__Task description__:
Only the pictures are left out: repeat the rest of the entries exactly.

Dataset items
::::::::::

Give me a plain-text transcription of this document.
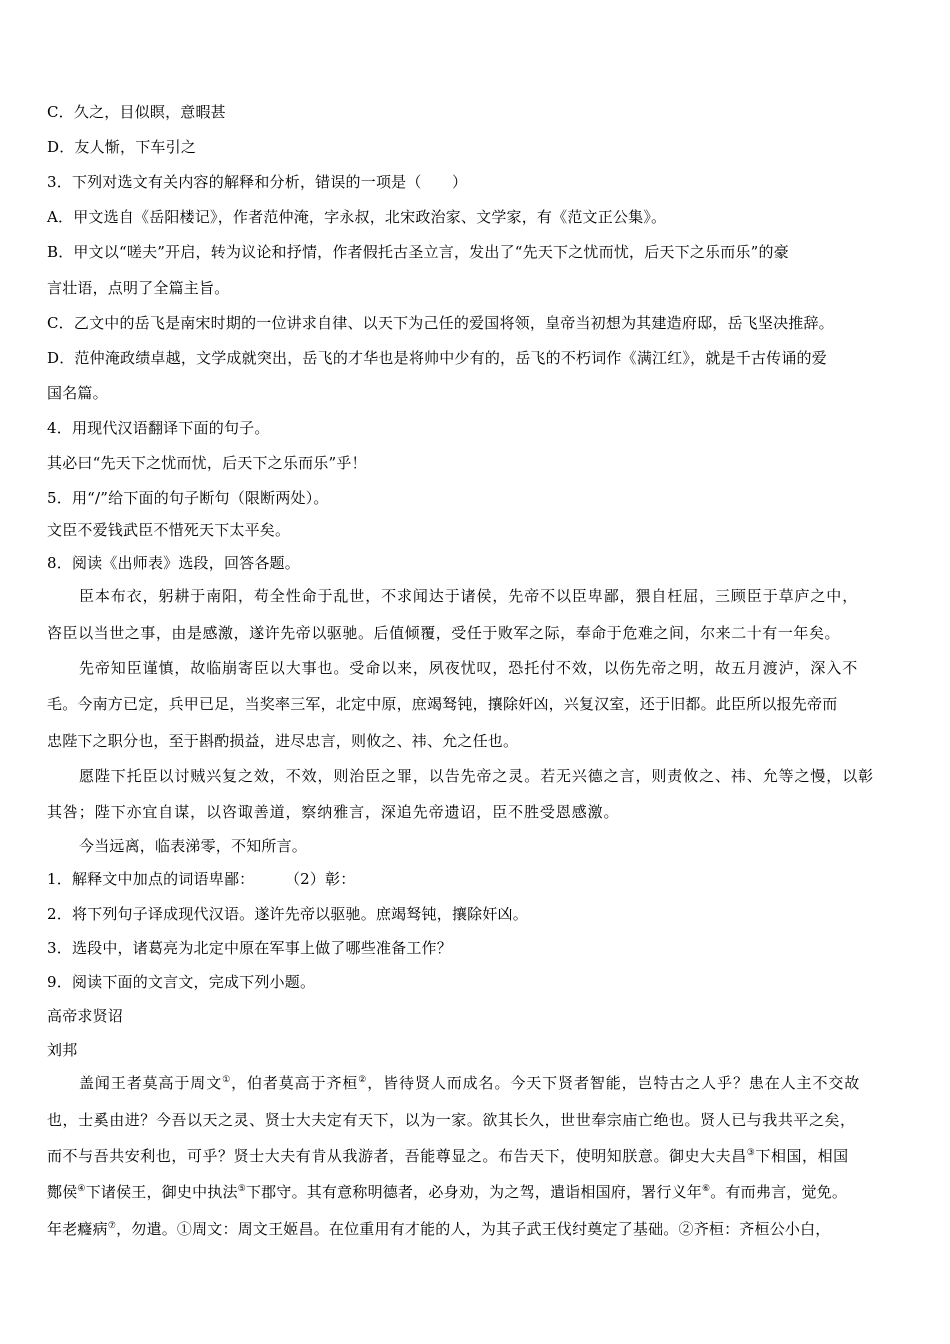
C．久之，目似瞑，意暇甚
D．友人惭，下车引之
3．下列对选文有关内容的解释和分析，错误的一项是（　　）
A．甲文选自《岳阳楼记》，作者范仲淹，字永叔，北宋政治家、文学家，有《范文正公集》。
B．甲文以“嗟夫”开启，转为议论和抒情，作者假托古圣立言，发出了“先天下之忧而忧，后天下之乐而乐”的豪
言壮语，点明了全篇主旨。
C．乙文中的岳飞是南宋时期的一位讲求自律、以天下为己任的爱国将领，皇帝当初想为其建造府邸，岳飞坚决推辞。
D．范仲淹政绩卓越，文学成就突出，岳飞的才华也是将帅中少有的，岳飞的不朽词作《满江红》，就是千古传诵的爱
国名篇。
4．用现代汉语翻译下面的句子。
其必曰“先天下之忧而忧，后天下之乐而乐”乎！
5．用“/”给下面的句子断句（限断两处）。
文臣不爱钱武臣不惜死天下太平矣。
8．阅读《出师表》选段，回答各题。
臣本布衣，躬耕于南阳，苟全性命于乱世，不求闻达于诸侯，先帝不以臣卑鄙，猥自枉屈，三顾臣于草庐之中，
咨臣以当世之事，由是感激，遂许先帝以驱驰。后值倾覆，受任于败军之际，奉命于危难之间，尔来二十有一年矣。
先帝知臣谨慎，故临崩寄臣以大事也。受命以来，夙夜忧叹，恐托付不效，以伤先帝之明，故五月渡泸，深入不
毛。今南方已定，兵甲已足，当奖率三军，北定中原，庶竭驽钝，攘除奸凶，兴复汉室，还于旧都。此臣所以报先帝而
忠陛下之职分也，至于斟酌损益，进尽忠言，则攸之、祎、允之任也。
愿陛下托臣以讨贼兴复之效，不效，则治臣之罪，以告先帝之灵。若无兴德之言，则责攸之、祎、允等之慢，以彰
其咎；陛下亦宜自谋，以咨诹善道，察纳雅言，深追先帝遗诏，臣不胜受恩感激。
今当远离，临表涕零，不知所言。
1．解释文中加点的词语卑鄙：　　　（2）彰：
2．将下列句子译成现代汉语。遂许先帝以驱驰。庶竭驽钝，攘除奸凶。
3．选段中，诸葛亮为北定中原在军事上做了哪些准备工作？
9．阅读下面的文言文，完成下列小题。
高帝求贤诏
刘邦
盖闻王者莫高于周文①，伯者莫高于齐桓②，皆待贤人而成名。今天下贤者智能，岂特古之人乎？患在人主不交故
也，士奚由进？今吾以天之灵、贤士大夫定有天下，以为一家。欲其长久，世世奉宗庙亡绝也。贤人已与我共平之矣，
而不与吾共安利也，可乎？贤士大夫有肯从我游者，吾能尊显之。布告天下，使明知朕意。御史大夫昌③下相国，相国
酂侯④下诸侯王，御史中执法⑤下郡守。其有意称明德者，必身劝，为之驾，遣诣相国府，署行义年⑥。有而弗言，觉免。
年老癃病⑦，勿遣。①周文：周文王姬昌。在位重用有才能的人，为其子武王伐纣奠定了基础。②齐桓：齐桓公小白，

::::::::::

__Answer below__:
Give me a plain-text transcription of this document.
C．久之，目似瞑，意暇甚
D．友人惭，下车引之
3．下列对选文有关内容的解释和分析，错误的一项是（　　）
A．甲文选自《岳阳楼记》，作者范仲淹，字永叔，北宋政治家、文学家，有《范文正公集》。
B．甲文以“嗟夫”开启，转为议论和抒情，作者假托古圣立言，发出了“先天下之忧而忧，后天下之乐而乐”的豪
言壮语，点明了全篇主旨。
C．乙文中的岳飞是南宋时期的一位讲求自律、以天下为己任的爱国将领，皇帝当初想为其建造府邸，岳飞坚决推辞。
D．范仲淹政绩卓越，文学成就突出，岳飞的才华也是将帅中少有的，岳飞的不朽词作《满江红》，就是千古传诵的爱
国名篇。
4．用现代汉语翻译下面的句子。
其必曰“先天下之忧而忧，后天下之乐而乐”乎！
5．用“/”给下面的句子断句（限断两处）。
文臣不爱钱武臣不惜死天下太平矣。
8．阅读《出师表》选段，回答各题。
臣本布衣，躬耕于南阳，苟全性命于乱世，不求闻达于诸侯，先帝不以臣卑鄙，猥自枉屈，三顾臣于草庐之中，
咨臣以当世之事，由是感激，遂许先帝以驱驰。后值倾覆，受任于败军之际，奉命于危难之间，尔来二十有一年矣。
先帝知臣谨慎，故临崩寄臣以大事也。受命以来，夙夜忧叹，恐托付不效，以伤先帝之明，故五月渡泸，深入不
毛。今南方已定，兵甲已足，当奖率三军，北定中原，庶竭驽钝，攘除奸凶，兴复汉室，还于旧都。此臣所以报先帝而
忠陛下之职分也，至于斟酌损益，进尽忠言，则攸之、祎、允之任也。
愿陛下托臣以讨贼兴复之效，不效，则治臣之罪，以告先帝之灵。若无兴德之言，则责攸之、祎、允等之慢，以彰
其咎；陛下亦宜自谋，以咨诹善道，察纳雅言，深追先帝遗诏，臣不胜受恩感激。
今当远离，临表涕零，不知所言。
1．解释文中加点的词语卑鄙：　　　（2）彰：
2．将下列句子译成现代汉语。遂许先帝以驱驰。庶竭驽钝，攘除奸凶。
3．选段中，诸葛亮为北定中原在军事上做了哪些准备工作？
9．阅读下面的文言文，完成下列小题。
高帝求贤诏
刘邦
盖闻王者莫高于周文①，伯者莫高于齐桓②，皆待贤人而成名。今天下贤者智能，岂特古之人乎？患在人主不交故
也，士奚由进？今吾以天之灵、贤士大夫定有天下，以为一家。欲其长久，世世奉宗庙亡绝也。贤人已与我共平之矣，
而不与吾共安利也，可乎？贤士大夫有肯从我游者，吾能尊显之。布告天下，使明知朕意。御史大夫昌③下相国，相国
酂侯④下诸侯王，御史中执法⑤下郡守。其有意称明德者，必身劝，为之驾，遣诣相国府，署行义年⑥。有而弗言，觉免。
年老癃病⑦，勿遣。①周文：周文王姬昌。在位重用有才能的人，为其子武王伐纣奠定了基础。②齐桓：齐桓公小白，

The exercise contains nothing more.